### Directions for this task
Find the number of lines containing the string "Stop" in the data. Answer with the number by itself.

[Material to process]

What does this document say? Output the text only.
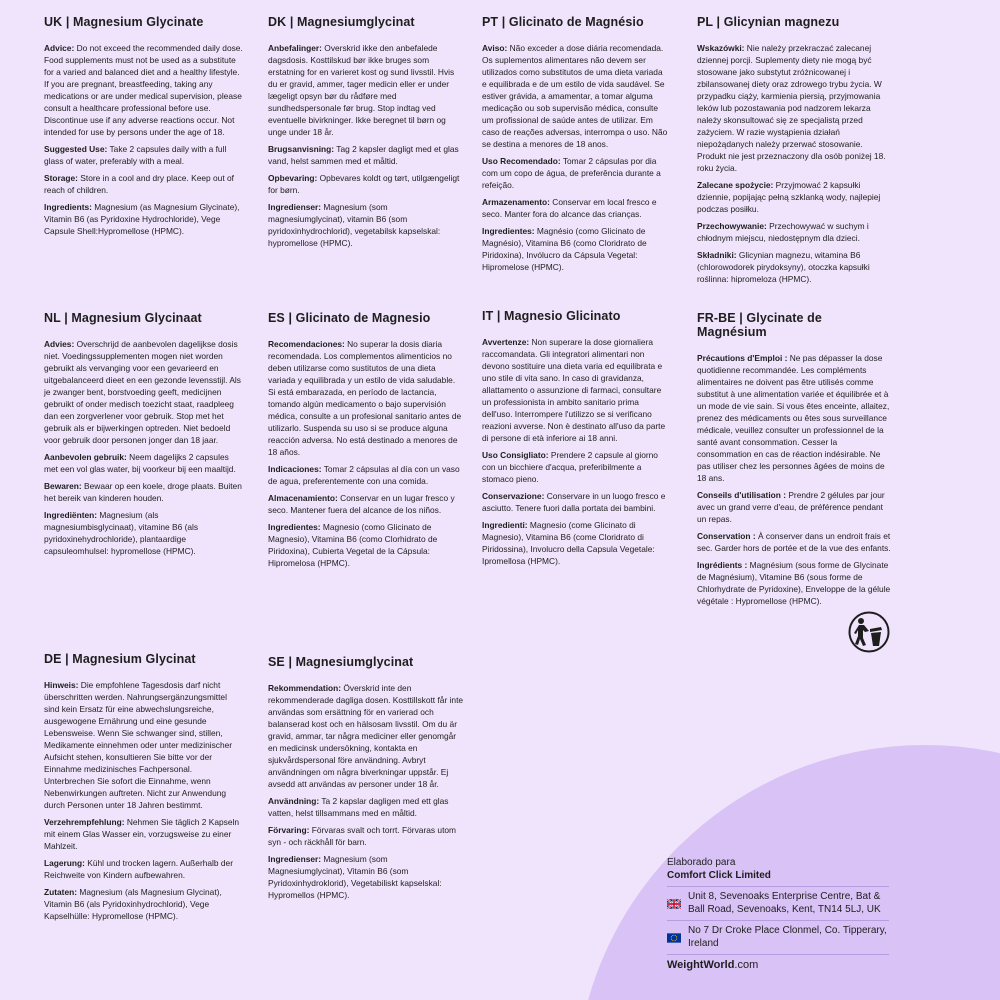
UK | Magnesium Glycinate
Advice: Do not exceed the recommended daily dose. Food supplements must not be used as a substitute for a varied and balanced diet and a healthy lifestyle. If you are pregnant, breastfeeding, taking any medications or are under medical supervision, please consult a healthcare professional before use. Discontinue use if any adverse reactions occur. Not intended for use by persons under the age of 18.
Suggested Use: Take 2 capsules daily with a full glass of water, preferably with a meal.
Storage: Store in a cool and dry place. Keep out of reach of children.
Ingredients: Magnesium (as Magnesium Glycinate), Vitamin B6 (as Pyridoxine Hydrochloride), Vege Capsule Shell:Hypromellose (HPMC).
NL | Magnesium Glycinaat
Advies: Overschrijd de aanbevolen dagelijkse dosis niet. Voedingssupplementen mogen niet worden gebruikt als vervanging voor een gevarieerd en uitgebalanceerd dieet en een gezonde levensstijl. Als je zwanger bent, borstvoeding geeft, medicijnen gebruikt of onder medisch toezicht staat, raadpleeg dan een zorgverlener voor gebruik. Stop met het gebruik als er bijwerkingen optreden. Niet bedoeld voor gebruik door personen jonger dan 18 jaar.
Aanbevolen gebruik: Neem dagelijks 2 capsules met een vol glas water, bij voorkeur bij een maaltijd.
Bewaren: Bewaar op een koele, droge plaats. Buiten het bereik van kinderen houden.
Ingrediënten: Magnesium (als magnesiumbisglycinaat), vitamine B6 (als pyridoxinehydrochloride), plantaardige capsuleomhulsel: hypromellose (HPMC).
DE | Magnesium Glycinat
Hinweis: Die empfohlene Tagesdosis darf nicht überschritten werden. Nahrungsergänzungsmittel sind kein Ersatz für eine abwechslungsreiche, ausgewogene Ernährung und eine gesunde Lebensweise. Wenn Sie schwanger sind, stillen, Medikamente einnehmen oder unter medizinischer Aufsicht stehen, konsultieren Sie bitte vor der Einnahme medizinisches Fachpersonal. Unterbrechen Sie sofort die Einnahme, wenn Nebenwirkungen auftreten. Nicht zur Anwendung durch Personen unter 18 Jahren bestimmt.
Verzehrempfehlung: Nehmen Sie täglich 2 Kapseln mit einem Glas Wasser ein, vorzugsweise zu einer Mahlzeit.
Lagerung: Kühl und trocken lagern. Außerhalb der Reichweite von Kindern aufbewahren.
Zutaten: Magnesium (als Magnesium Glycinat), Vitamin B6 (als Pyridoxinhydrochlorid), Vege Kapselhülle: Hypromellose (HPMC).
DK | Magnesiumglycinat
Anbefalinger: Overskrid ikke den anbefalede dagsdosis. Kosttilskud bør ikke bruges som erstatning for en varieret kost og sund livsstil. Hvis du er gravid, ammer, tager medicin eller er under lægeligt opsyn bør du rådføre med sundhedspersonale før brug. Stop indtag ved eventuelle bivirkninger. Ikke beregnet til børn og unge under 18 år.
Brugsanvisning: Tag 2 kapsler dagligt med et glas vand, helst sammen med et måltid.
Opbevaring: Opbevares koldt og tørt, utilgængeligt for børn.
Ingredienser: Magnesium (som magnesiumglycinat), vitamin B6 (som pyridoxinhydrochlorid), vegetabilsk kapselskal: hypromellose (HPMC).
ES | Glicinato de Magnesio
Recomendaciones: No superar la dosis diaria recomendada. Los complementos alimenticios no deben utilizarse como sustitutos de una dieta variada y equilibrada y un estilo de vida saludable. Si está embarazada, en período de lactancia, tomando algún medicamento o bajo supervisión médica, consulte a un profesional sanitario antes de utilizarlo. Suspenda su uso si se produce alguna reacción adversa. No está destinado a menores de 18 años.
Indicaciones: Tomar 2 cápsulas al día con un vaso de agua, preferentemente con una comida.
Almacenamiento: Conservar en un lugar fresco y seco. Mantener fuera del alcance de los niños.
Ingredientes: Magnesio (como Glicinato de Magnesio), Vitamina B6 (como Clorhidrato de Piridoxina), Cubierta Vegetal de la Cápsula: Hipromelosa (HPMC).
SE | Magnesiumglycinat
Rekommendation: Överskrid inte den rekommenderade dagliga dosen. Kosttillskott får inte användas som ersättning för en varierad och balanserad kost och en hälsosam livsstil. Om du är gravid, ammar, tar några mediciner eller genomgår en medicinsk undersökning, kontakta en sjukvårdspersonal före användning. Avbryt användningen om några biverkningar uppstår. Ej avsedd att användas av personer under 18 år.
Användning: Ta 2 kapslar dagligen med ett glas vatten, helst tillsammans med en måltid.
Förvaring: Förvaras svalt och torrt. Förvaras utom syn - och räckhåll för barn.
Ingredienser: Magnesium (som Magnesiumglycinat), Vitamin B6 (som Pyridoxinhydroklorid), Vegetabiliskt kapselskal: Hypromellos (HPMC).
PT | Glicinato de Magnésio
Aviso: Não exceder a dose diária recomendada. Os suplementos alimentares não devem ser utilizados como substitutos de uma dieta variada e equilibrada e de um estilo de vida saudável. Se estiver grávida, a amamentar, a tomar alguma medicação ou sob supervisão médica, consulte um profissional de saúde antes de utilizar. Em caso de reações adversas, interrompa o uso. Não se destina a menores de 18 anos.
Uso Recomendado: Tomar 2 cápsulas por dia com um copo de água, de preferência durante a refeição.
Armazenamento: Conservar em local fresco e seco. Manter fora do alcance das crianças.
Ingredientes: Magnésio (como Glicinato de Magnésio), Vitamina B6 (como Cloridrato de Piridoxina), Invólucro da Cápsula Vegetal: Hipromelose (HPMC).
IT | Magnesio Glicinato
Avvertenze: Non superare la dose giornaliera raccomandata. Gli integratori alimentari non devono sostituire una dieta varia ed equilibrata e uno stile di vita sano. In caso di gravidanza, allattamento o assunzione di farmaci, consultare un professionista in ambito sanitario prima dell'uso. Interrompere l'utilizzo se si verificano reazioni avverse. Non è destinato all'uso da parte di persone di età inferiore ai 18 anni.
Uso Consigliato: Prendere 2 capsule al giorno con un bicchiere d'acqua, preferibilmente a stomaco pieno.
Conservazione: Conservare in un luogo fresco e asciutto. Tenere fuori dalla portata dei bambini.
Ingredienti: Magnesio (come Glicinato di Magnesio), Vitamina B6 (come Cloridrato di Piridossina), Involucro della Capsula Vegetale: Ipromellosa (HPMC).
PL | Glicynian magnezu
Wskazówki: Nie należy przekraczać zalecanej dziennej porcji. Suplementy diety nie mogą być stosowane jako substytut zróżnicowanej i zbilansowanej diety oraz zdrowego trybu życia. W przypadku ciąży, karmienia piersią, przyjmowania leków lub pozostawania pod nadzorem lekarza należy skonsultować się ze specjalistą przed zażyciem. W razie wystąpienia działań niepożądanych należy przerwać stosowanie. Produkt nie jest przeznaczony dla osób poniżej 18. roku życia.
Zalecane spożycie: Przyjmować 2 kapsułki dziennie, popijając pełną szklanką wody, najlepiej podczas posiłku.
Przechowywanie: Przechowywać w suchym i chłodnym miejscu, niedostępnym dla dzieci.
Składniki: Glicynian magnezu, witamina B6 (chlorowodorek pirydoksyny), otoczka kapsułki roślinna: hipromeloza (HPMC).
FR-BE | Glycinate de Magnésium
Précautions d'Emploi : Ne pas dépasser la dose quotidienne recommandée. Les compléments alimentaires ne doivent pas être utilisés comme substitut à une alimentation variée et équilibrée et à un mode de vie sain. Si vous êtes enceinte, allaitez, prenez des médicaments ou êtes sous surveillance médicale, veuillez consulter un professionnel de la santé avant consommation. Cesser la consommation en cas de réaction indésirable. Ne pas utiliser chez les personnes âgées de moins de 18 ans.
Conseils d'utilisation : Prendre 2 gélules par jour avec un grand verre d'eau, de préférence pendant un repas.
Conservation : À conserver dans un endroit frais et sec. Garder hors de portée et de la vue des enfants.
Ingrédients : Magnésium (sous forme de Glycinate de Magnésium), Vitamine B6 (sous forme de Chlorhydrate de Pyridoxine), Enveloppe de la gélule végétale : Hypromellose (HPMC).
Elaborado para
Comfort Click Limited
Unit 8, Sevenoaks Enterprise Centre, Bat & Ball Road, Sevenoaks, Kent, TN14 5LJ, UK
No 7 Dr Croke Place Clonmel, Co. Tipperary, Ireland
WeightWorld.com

[/Material to process]

### Response
2